**Input for this task**:
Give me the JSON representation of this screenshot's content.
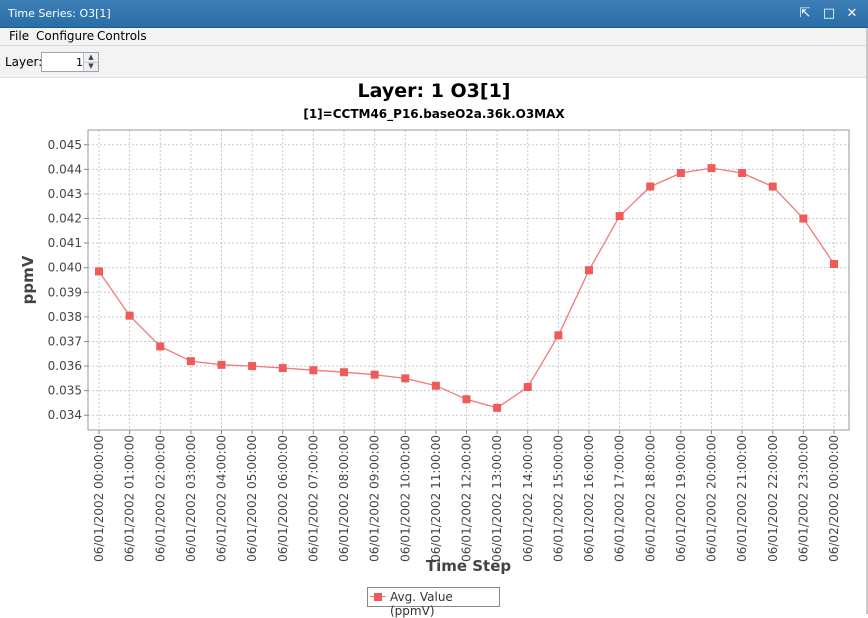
{
  "window": {
    "title": "Time Series: O3[1]",
    "buttons": {
      "pin": "⇱",
      "maximize": "□",
      "close": "✕"
    }
  },
  "menu": [
    "File",
    "Configure",
    "Controls"
  ],
  "toolbar": {
    "layer_label": "Layer:",
    "layer_value": "1"
  },
  "chart": {
    "title": "Layer: 1 O3[1]",
    "subtitle": "[1]=CCTM46_P16.baseO2a.36k.O3MAX",
    "ylabel": "ppmV",
    "xlabel": "Time Step",
    "legend": "Avg. Value (ppmV)"
  },
  "chart_data": {
    "type": "line",
    "title": "Layer: 1 O3[1]",
    "subtitle": "[1]=CCTM46_P16.baseO2a.36k.O3MAX",
    "xlabel": "Time Step",
    "ylabel": "ppmV",
    "ylim": [
      0.0334,
      0.0456
    ],
    "yticks": [
      "0.034",
      "0.035",
      "0.036",
      "0.037",
      "0.038",
      "0.039",
      "0.040",
      "0.041",
      "0.042",
      "0.043",
      "0.044",
      "0.045"
    ],
    "grid": true,
    "legend_position": "bottom",
    "color": "#f05a5a",
    "categories": [
      "06/01/2002 00:00:00",
      "06/01/2002 01:00:00",
      "06/01/2002 02:00:00",
      "06/01/2002 03:00:00",
      "06/01/2002 04:00:00",
      "06/01/2002 05:00:00",
      "06/01/2002 06:00:00",
      "06/01/2002 07:00:00",
      "06/01/2002 08:00:00",
      "06/01/2002 09:00:00",
      "06/01/2002 10:00:00",
      "06/01/2002 11:00:00",
      "06/01/2002 12:00:00",
      "06/01/2002 13:00:00",
      "06/01/2002 14:00:00",
      "06/01/2002 15:00:00",
      "06/01/2002 16:00:00",
      "06/01/2002 17:00:00",
      "06/01/2002 18:00:00",
      "06/01/2002 19:00:00",
      "06/01/2002 20:00:00",
      "06/01/2002 21:00:00",
      "06/01/2002 22:00:00",
      "06/01/2002 23:00:00",
      "06/02/2002 00:00:00"
    ],
    "series": [
      {
        "name": "Avg. Value (ppmV)",
        "values": [
          0.03985,
          0.03805,
          0.0368,
          0.0362,
          0.03605,
          0.036,
          0.03592,
          0.03583,
          0.03575,
          0.03565,
          0.0355,
          0.0352,
          0.03465,
          0.0343,
          0.03515,
          0.03725,
          0.0399,
          0.0421,
          0.0433,
          0.04385,
          0.04405,
          0.04385,
          0.0433,
          0.042,
          0.04015
        ]
      }
    ]
  }
}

**Work to complete**: Please write out all the data again word for word, but not the pictures.

**Solution to this exercise**:
Give me the JSON representation of this screenshot's content.
{
  "window": {
    "title": "Time Series: O3[1]",
    "buttons": {
      "pin": "⇱",
      "maximize": "□",
      "close": "✕"
    }
  },
  "menu": [
    "File",
    "Configure",
    "Controls"
  ],
  "toolbar": {
    "layer_label": "Layer:",
    "layer_value": "1"
  },
  "chart": {
    "title": "Layer: 1 O3[1]",
    "subtitle": "[1]=CCTM46_P16.baseO2a.36k.O3MAX",
    "ylabel": "ppmV",
    "xlabel": "Time Step",
    "legend": "Avg. Value (ppmV)"
  },
  "chart_data": {
    "type": "line",
    "title": "Layer: 1 O3[1]",
    "subtitle": "[1]=CCTM46_P16.baseO2a.36k.O3MAX",
    "xlabel": "Time Step",
    "ylabel": "ppmV",
    "ylim": [
      0.0334,
      0.0456
    ],
    "yticks": [
      "0.034",
      "0.035",
      "0.036",
      "0.037",
      "0.038",
      "0.039",
      "0.040",
      "0.041",
      "0.042",
      "0.043",
      "0.044",
      "0.045"
    ],
    "grid": true,
    "legend_position": "bottom",
    "color": "#f05a5a",
    "categories": [
      "06/01/2002 00:00:00",
      "06/01/2002 01:00:00",
      "06/01/2002 02:00:00",
      "06/01/2002 03:00:00",
      "06/01/2002 04:00:00",
      "06/01/2002 05:00:00",
      "06/01/2002 06:00:00",
      "06/01/2002 07:00:00",
      "06/01/2002 08:00:00",
      "06/01/2002 09:00:00",
      "06/01/2002 10:00:00",
      "06/01/2002 11:00:00",
      "06/01/2002 12:00:00",
      "06/01/2002 13:00:00",
      "06/01/2002 14:00:00",
      "06/01/2002 15:00:00",
      "06/01/2002 16:00:00",
      "06/01/2002 17:00:00",
      "06/01/2002 18:00:00",
      "06/01/2002 19:00:00",
      "06/01/2002 20:00:00",
      "06/01/2002 21:00:00",
      "06/01/2002 22:00:00",
      "06/01/2002 23:00:00",
      "06/02/2002 00:00:00"
    ],
    "series": [
      {
        "name": "Avg. Value (ppmV)",
        "values": [
          0.03985,
          0.03805,
          0.0368,
          0.0362,
          0.03605,
          0.036,
          0.03592,
          0.03583,
          0.03575,
          0.03565,
          0.0355,
          0.0352,
          0.03465,
          0.0343,
          0.03515,
          0.03725,
          0.0399,
          0.0421,
          0.0433,
          0.04385,
          0.04405,
          0.04385,
          0.0433,
          0.042,
          0.04015
        ]
      }
    ]
  }
}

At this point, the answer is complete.